_What you need to do:_ Return the whole listing exactly as it stands.

(Stored records)

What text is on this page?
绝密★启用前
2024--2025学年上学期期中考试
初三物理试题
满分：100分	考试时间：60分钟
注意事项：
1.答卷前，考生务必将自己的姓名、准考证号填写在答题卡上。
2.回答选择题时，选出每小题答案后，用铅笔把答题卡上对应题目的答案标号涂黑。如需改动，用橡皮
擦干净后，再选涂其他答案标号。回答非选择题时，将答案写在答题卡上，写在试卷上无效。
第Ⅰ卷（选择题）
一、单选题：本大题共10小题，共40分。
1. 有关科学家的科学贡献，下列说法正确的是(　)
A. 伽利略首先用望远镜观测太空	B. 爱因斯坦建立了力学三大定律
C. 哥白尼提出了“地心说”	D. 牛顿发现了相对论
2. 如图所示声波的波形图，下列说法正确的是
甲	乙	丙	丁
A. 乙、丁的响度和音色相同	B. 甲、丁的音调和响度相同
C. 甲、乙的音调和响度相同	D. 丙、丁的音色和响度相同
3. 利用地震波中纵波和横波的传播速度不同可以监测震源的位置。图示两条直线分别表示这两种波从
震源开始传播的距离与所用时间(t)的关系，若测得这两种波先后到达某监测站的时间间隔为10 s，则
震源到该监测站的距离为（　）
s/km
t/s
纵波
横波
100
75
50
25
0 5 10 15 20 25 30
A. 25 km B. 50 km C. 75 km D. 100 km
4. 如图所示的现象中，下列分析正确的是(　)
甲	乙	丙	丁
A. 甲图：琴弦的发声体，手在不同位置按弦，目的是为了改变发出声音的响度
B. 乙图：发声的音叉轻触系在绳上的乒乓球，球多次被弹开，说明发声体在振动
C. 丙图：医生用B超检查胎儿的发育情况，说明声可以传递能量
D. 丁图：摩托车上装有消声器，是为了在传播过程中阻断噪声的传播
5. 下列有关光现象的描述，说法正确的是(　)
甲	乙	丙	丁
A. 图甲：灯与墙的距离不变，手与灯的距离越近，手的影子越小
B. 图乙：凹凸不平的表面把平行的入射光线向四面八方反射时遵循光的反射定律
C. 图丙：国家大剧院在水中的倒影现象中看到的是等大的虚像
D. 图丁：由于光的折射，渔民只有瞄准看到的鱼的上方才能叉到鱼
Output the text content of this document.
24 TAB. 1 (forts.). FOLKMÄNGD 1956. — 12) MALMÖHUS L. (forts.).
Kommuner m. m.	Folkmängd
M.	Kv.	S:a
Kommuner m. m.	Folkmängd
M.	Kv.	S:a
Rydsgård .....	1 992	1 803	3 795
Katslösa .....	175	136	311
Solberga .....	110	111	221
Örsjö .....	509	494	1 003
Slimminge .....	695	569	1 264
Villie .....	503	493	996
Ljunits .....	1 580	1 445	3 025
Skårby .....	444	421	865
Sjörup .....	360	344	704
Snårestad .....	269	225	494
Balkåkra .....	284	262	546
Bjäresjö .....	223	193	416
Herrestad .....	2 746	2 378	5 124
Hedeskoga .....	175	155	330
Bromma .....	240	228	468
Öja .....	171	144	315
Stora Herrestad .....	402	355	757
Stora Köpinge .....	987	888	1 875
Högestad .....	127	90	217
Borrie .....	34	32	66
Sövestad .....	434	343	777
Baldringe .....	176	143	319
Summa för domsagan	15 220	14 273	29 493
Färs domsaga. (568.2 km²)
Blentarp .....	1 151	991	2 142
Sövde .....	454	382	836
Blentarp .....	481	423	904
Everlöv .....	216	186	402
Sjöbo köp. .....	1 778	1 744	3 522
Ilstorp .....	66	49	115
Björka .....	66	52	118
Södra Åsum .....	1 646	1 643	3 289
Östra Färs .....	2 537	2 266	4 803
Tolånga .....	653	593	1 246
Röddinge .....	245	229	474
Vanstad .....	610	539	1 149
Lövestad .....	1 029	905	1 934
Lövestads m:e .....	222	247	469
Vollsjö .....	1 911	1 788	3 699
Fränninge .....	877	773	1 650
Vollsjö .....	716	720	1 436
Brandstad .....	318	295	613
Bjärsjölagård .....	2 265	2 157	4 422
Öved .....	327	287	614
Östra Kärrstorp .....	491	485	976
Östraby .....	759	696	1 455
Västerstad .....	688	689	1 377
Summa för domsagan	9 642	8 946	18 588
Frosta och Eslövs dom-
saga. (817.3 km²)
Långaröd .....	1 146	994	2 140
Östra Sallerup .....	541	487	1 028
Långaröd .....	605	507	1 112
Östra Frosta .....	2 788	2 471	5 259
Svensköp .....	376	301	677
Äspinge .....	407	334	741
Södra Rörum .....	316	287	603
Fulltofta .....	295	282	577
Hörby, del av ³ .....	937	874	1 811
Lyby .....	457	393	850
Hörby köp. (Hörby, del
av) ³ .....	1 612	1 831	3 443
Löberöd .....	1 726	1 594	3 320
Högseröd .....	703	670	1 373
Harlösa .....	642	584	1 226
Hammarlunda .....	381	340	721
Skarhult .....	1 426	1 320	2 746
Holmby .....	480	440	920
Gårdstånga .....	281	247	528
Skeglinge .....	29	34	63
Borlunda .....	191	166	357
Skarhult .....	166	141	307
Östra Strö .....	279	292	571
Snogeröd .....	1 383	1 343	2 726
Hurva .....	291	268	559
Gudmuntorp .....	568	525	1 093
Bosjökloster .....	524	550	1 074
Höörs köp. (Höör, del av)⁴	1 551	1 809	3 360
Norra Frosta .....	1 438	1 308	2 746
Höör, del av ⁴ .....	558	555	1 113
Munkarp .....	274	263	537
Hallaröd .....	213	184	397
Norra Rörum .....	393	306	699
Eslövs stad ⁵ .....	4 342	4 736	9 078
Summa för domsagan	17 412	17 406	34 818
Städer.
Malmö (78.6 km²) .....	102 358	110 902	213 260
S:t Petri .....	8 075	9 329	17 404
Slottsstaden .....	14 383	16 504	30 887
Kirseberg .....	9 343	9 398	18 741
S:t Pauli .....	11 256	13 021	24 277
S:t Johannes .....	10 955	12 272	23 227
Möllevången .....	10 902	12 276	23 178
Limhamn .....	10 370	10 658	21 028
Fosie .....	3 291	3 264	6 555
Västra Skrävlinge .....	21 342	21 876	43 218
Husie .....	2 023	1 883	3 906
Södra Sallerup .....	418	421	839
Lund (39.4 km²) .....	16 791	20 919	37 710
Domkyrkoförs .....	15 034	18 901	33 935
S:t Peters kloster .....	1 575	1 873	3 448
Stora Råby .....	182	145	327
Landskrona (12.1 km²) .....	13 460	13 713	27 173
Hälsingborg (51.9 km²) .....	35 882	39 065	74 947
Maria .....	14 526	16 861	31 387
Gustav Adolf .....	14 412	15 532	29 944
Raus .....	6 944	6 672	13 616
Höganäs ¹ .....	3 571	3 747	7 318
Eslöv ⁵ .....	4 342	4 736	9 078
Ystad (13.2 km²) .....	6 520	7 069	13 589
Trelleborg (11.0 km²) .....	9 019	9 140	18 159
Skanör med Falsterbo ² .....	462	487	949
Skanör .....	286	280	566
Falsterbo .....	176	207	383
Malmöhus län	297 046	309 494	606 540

_Full solution:_
What text is on this page?
绝密★启用前
2024--2025学年上学期期中考试
初三物理试题
满分：100分	考试时间：60分钟
注意事项：
1.答卷前，考生务必将自己的姓名、准考证号填写在答题卡上。
2.回答选择题时，选出每小题答案后，用铅笔把答题卡上对应题目的答案标号涂黑。如需改动，用橡皮
擦干净后，再选涂其他答案标号。回答非选择题时，将答案写在答题卡上，写在试卷上无效。
第Ⅰ卷（选择题）
一、单选题：本大题共10小题，共40分。
1. 有关科学家的科学贡献，下列说法正确的是(　)
A. 伽利略首先用望远镜观测太空	B. 爱因斯坦建立了力学三大定律
C. 哥白尼提出了“地心说”	D. 牛顿发现了相对论
2. 如图所示声波的波形图，下列说法正确的是
甲	乙	丙	丁
A. 乙、丁的响度和音色相同	B. 甲、丁的音调和响度相同
C. 甲、乙的音调和响度相同	D. 丙、丁的音色和响度相同
3. 利用地震波中纵波和横波的传播速度不同可以监测震源的位置。图示两条直线分别表示这两种波从
震源开始传播的距离与所用时间(t)的关系，若测得这两种波先后到达某监测站的时间间隔为10 s，则
震源到该监测站的距离为（　）
s/km
t/s
纵波
横波
100
75
50
25
0 5 10 15 20 25 30
A. 25 km B. 50 km C. 75 km D. 100 km
4. 如图所示的现象中，下列分析正确的是(　)
甲	乙	丙	丁
A. 甲图：琴弦的发声体，手在不同位置按弦，目的是为了改变发出声音的响度
B. 乙图：发声的音叉轻触系在绳上的乒乓球，球多次被弹开，说明发声体在振动
C. 丙图：医生用B超检查胎儿的发育情况，说明声可以传递能量
D. 丁图：摩托车上装有消声器，是为了在传播过程中阻断噪声的传播
5. 下列有关光现象的描述，说法正确的是(　)
甲	乙	丙	丁
A. 图甲：灯与墙的距离不变，手与灯的距离越近，手的影子越小
B. 图乙：凹凸不平的表面把平行的入射光线向四面八方反射时遵循光的反射定律
C. 图丙：国家大剧院在水中的倒影现象中看到的是等大的虚像
D. 图丁：由于光的折射，渔民只有瞄准看到的鱼的上方才能叉到鱼
Output the text content of this document.
24 TAB. 1 (forts.). FOLKMÄNGD 1956. — 12) MALMÖHUS L. (forts.).
Kommuner m. m.	Folkmängd
M.	Kv.	S:a
Kommuner m. m.	Folkmängd
M.	Kv.	S:a
Rydsgård .....	1 992	1 803	3 795
Katslösa .....	175	136	311
Solberga .....	110	111	221
Örsjö .....	509	494	1 003
Slimminge .....	695	569	1 264
Villie .....	503	493	996
Ljunits .....	1 580	1 445	3 025
Skårby .....	444	421	865
Sjörup .....	360	344	704
Snårestad .....	269	225	494
Balkåkra .....	284	262	546
Bjäresjö .....	223	193	416
Herrestad .....	2 746	2 378	5 124
Hedeskoga .....	175	155	330
Bromma .....	240	228	468
Öja .....	171	144	315
Stora Herrestad .....	402	355	757
Stora Köpinge .....	987	888	1 875
Högestad .....	127	90	217
Borrie .....	34	32	66
Sövestad .....	434	343	777
Baldringe .....	176	143	319
Summa för domsagan	15 220	14 273	29 493
Färs domsaga. (568.2 km²)
Blentarp .....	1 151	991	2 142
Sövde .....	454	382	836
Blentarp .....	481	423	904
Everlöv .....	216	186	402
Sjöbo köp. .....	1 778	1 744	3 522
Ilstorp .....	66	49	115
Björka .....	66	52	118
Södra Åsum .....	1 646	1 643	3 289
Östra Färs .....	2 537	2 266	4 803
Tolånga .....	653	593	1 246
Röddinge .....	245	229	474
Vanstad .....	610	539	1 149
Lövestad .....	1 029	905	1 934
Lövestads m:e .....	222	247	469
Vollsjö .....	1 911	1 788	3 699
Fränninge .....	877	773	1 650
Vollsjö .....	716	720	1 436
Brandstad .....	318	295	613
Bjärsjölagård .....	2 265	2 157	4 422
Öved .....	327	287	614
Östra Kärrstorp .....	491	485	976
Östraby .....	759	696	1 455
Västerstad .....	688	689	1 377
Summa för domsagan	9 642	8 946	18 588
Frosta och Eslövs dom-
saga. (817.3 km²)
Långaröd .....	1 146	994	2 140
Östra Sallerup .....	541	487	1 028
Långaröd .....	605	507	1 112
Östra Frosta .....	2 788	2 471	5 259
Svensköp .....	376	301	677
Äspinge .....	407	334	741
Södra Rörum .....	316	287	603
Fulltofta .....	295	282	577
Hörby, del av ³ .....	937	874	1 811
Lyby .....	457	393	850
Hörby köp. (Hörby, del
av) ³ .....	1 612	1 831	3 443
Löberöd .....	1 726	1 594	3 320
Högseröd .....	703	670	1 373
Harlösa .....	642	584	1 226
Hammarlunda .....	381	340	721
Skarhult .....	1 426	1 320	2 746
Holmby .....	480	440	920
Gårdstånga .....	281	247	528
Skeglinge .....	29	34	63
Borlunda .....	191	166	357
Skarhult .....	166	141	307
Östra Strö .....	279	292	571
Snogeröd .....	1 383	1 343	2 726
Hurva .....	291	268	559
Gudmuntorp .....	568	525	1 093
Bosjökloster .....	524	550	1 074
Höörs köp. (Höör, del av)⁴	1 551	1 809	3 360
Norra Frosta .....	1 438	1 308	2 746
Höör, del av ⁴ .....	558	555	1 113
Munkarp .....	274	263	537
Hallaröd .....	213	184	397
Norra Rörum .....	393	306	699
Eslövs stad ⁵ .....	4 342	4 736	9 078
Summa för domsagan	17 412	17 406	34 818
Städer.
Malmö (78.6 km²) .....	102 358	110 902	213 260
S:t Petri .....	8 075	9 329	17 404
Slottsstaden .....	14 383	16 504	30 887
Kirseberg .....	9 343	9 398	18 741
S:t Pauli .....	11 256	13 021	24 277
S:t Johannes .....	10 955	12 272	23 227
Möllevången .....	10 902	12 276	23 178
Limhamn .....	10 370	10 658	21 028
Fosie .....	3 291	3 264	6 555
Västra Skrävlinge .....	21 342	21 876	43 218
Husie .....	2 023	1 883	3 906
Södra Sallerup .....	418	421	839
Lund (39.4 km²) .....	16 791	20 919	37 710
Domkyrkoförs .....	15 034	18 901	33 935
S:t Peters kloster .....	1 575	1 873	3 448
Stora Råby .....	182	145	327
Landskrona (12.1 km²) .....	13 460	13 713	27 173
Hälsingborg (51.9 km²) .....	35 882	39 065	74 947
Maria .....	14 526	16 861	31 387
Gustav Adolf .....	14 412	15 532	29 944
Raus .....	6 944	6 672	13 616
Höganäs ¹ .....	3 571	3 747	7 318
Eslöv ⁵ .....	4 342	4 736	9 078
Ystad (13.2 km²) .....	6 520	7 069	13 589
Trelleborg (11.0 km²) .....	9 019	9 140	18 159
Skanör med Falsterbo ² .....	462	487	949
Skanör .....	286	280	566
Falsterbo .....	176	207	383
Malmöhus län	297 046	309 494	606 540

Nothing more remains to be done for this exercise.